Go through the entries one line at a time, and gather every line that has the word "text".

>> Begin

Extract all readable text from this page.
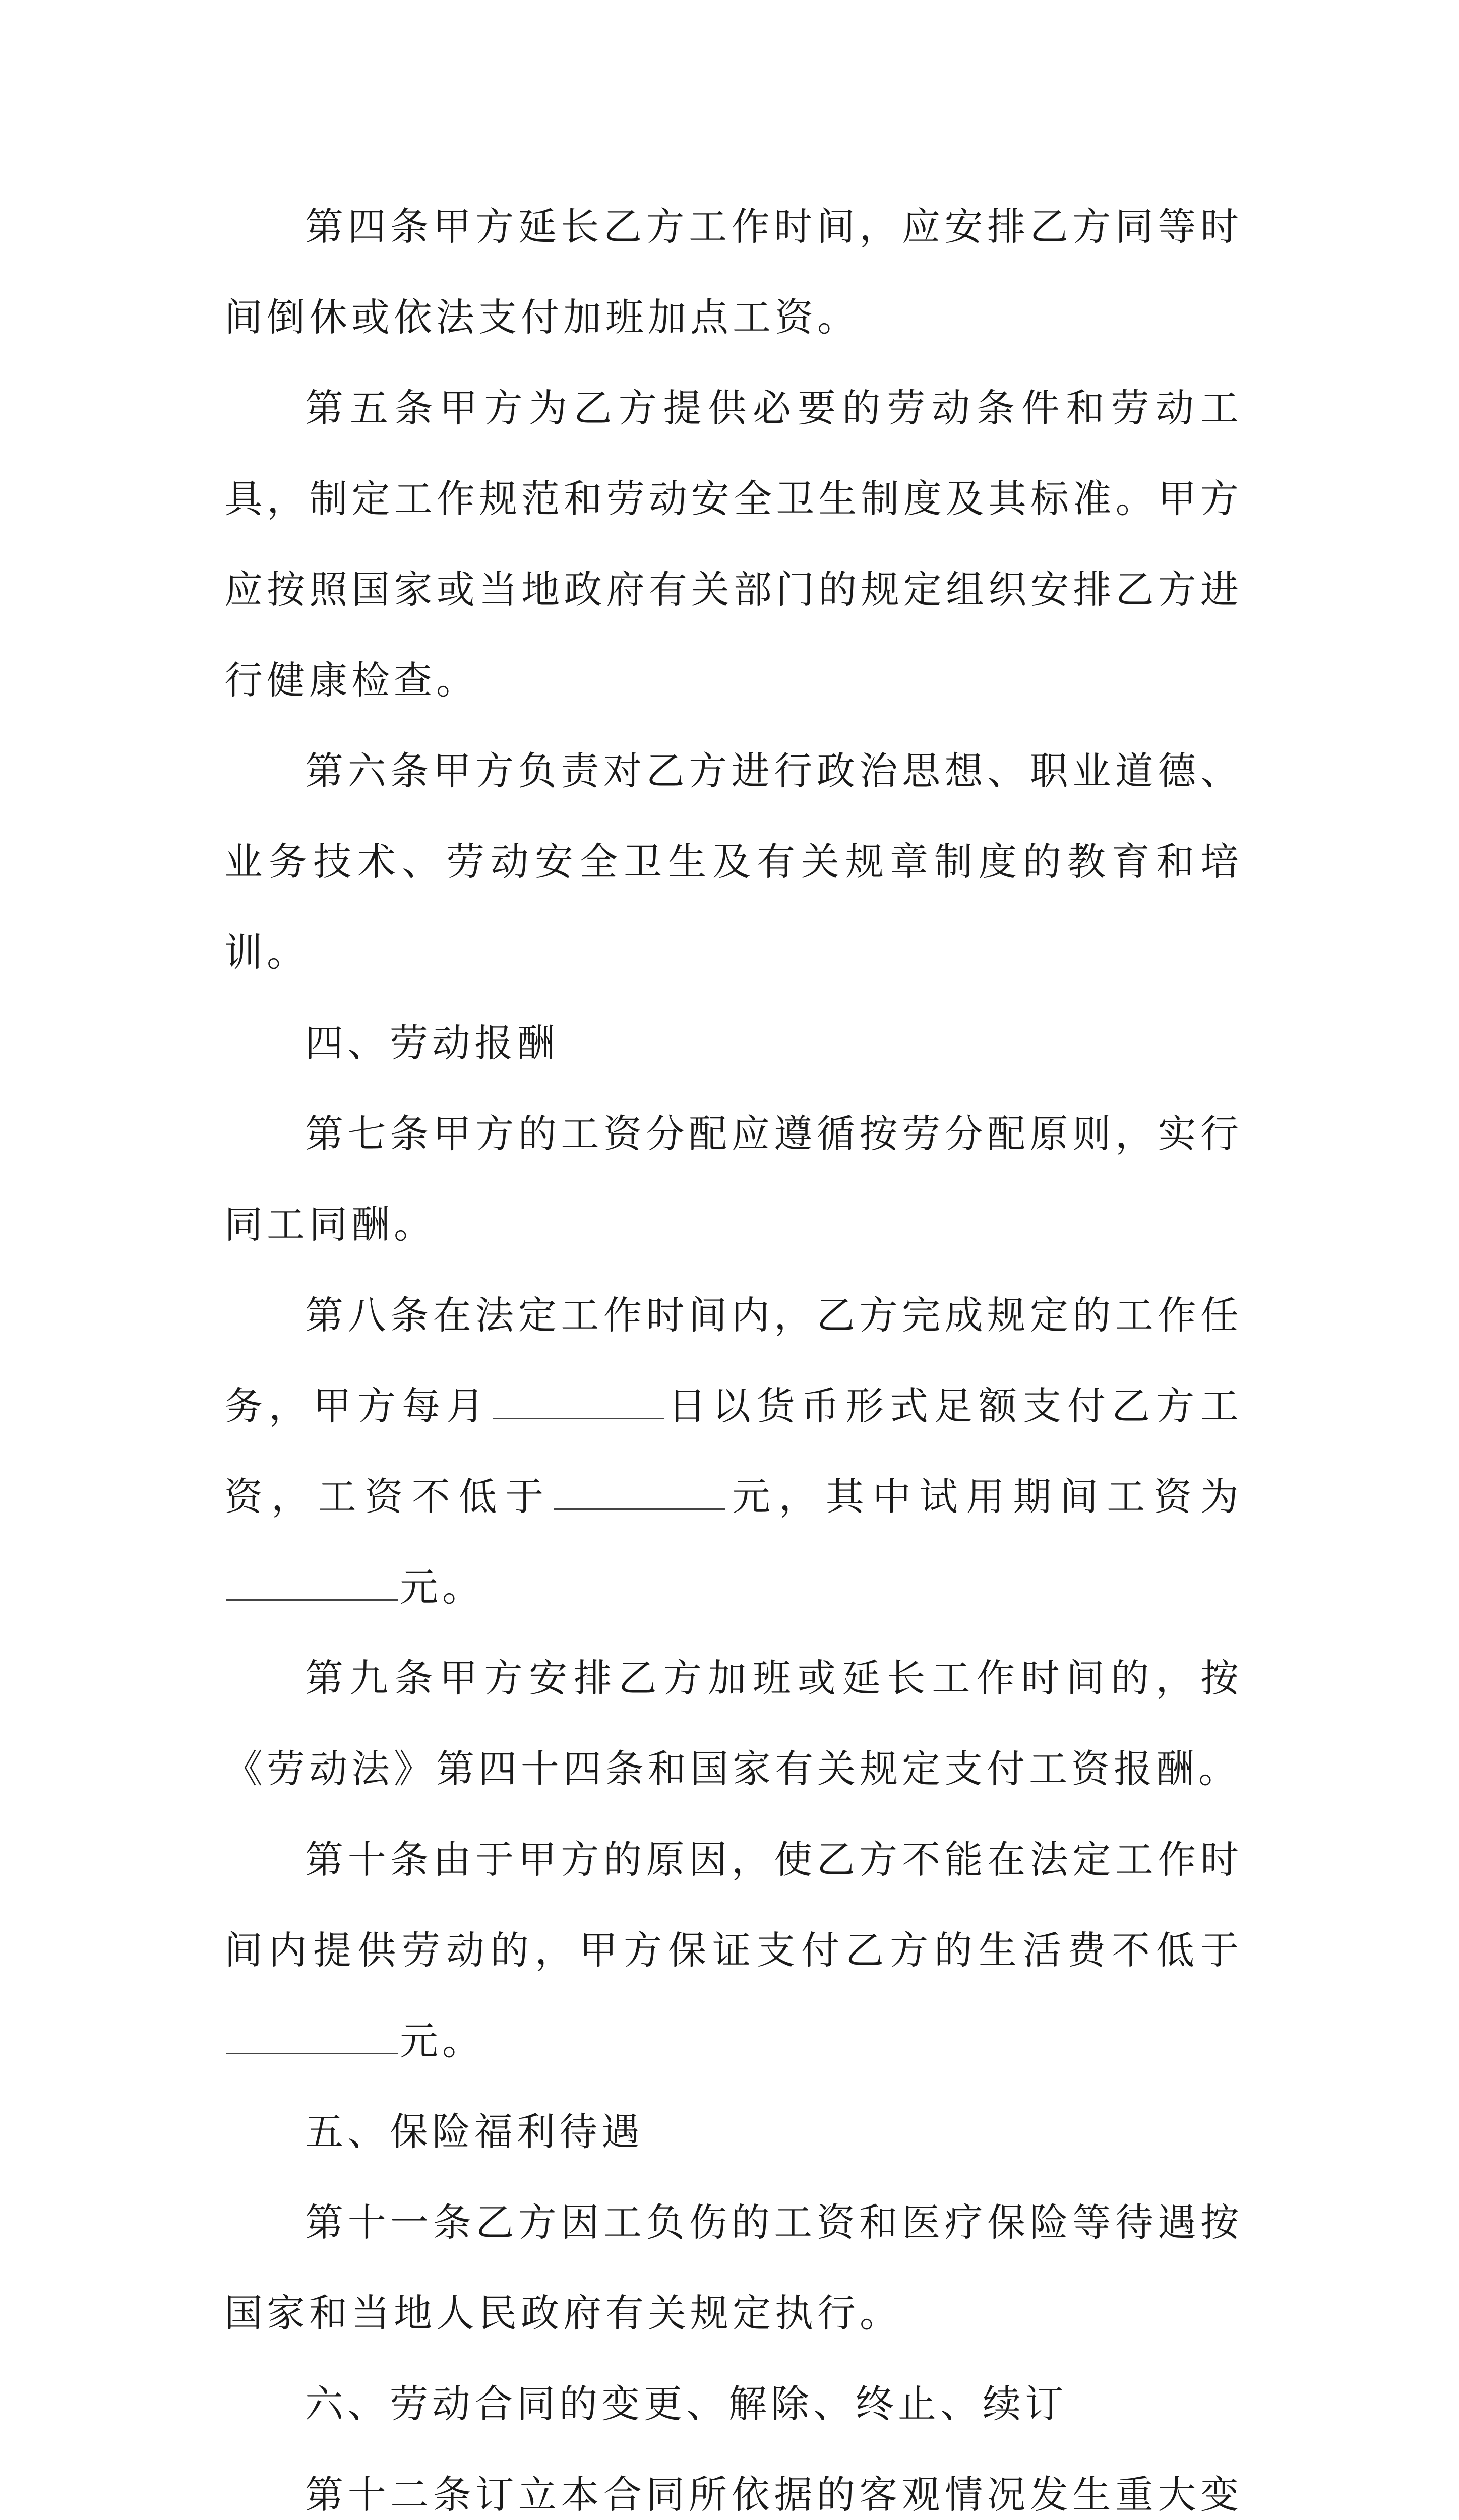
第四条甲方延长乙方工作时间，应安排乙方同等时间倒休或依法支付加班加点工资。

第五条甲方为乙方提供必要的劳动条件和劳动工具，制定工作规范和劳动安全卫生制度及其标准。甲方应按照国家或当地政府有关部门的规定组织安排乙方进行健康检查。

第六条甲方负责对乙方进行政治思想、职业道德、业务技术、劳动安全卫生及有关规章制度的教育和培训。

四、劳动报酬

第七条甲方的工资分配应遵循按劳分配原则，实行同工同酬。

第八条在法定工作时间内，乙方完成规定的工作任务，甲方每月	日以货币形式足额支付乙方工资，工资不低于	元，其中试用期间工资为元。

第九条甲方安排乙方加班或延长工作时间的，按《劳动法》第四十四条和国家有关规定支付工资报酬。

第十条由于甲方的原因，使乙方不能在法定工作时间内提供劳动的，甲方保证支付乙方的生活费不低于元。

五、保险福利待遇

第十一条乙方因工负伤的工资和医疗保险等待遇按国家和当地人民政府有关规定执行。

六、劳动合同的变更、解除、终止、续订

第十二条订立本合同所依据的客观情况发生重大变
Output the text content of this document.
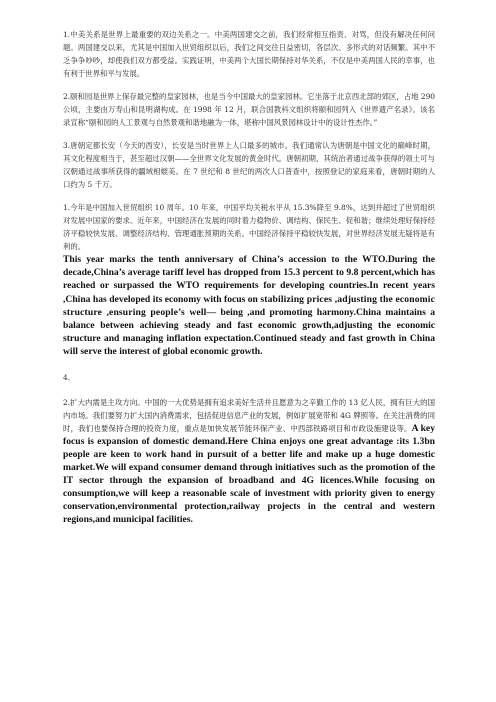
1.中美关系是世界上最重要的双边关系之一。中美两国建交之前，我们经常相互指责、对骂，但没有解决任何问题。两国建交以来，尤其是中国加入世贸组织以后，我们之间交往日益密切，各层次、多形式的对话频繁。其中不乏争争吵吵，却使我们双方都受益。实践证明，中美两个大国长期保持对华关系，不仅是中美两国人民的幸事，也有利于世界和平与发展。

2.颐和园是世界上保存最完整的皇家园林，也是当今中国最大的皇家园林。它坐落于北京西北部的郊区，占地 290 公顷，主要由万寿山和昆明湖构成。在 1998 年 12 月，联合国教科文组织将颐和园列入《世界遗产名录》。该名录宣称“颐和园的人工景观与自然景观和谐地融为一体，堪称中国风景园林设计中的设计性杰作。”

3.唐朝定都长安（今天的西安），长安是当时世界上人口最多的城市。我们通常认为唐朝是中国文化的巅峰时期，其文化程度相当于，甚至超过汉朝——全世界文化发展的黄金时代。唐朝初期，其统治者通过战争获得的领土可与汉朝通过战事所获得的疆域相媲美。在 7 世纪和 8 世纪的两次人口普查中，按照登记的家庭来看，唐朝时期的人口约为 5 千万。

1.今年是中国加入世贸组织 10 周年。10 年来，中国平均关税水平从 15.3%降至 9.8%，达到并超过了世贸组织对发展中国家的要求。近年来，中国经济在发展的同时着力稳物价、调结构、保民生、促和谐；继续处理好保持经济平稳较快发展、调整经济结构、管理通胀预期的关系。中国经济保持平稳较快发展，对世界经济发展无疑将是有利的。

This year marks the tenth anniversary of China’s accession to the WTO.During the decade,China’s average tariff level has dropped from 15.3 percent to 9.8 percent,which has reached or surpassed the WTO requirements for developing countries.In recent years ,China has developed its economy with focus on stabilizing prices ,adjusting the economic structure ,ensuring people’s well— being ,and promoting harmony.China maintains a balance between achieving steady and fast economic growth,adjusting the economic structure and managing inflation expectation.Continued steady and fast growth in China will serve the interest of global economic growth.
4.

2.扩大内需是主攻方向。中国的一大优势是拥有追求美好生活并且愿意为之辛勤工作的 13 亿人民，拥有巨大的国内市场。我们要努力扩大国内消费需求，包括促进信息产业的发展，例如扩展宽带和 4G 牌照等。在关注消费的同时，我们也要保持合理的投资力度，重点是加快发展节能环保产业、中西部铁路项目和市政设施建设等。A key focus is expansion of domestic demand.Here China enjoys one great advantage :its 1.3bn people are keen to work hand in pursuit of a better life and make up a huge domestic market.We will expand consumer demand through initiatives such as the promotion of the IT sector through the expansion of broadband and 4G licences.While focusing on consumption,we will keep a reasonable scale of investment with priority given to energy conservation,environmental protection,railway projects in the central and western regions,and municipal facilities.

>> End

Response to this task:
Extract all readable text from this page.
Output the text content of this document.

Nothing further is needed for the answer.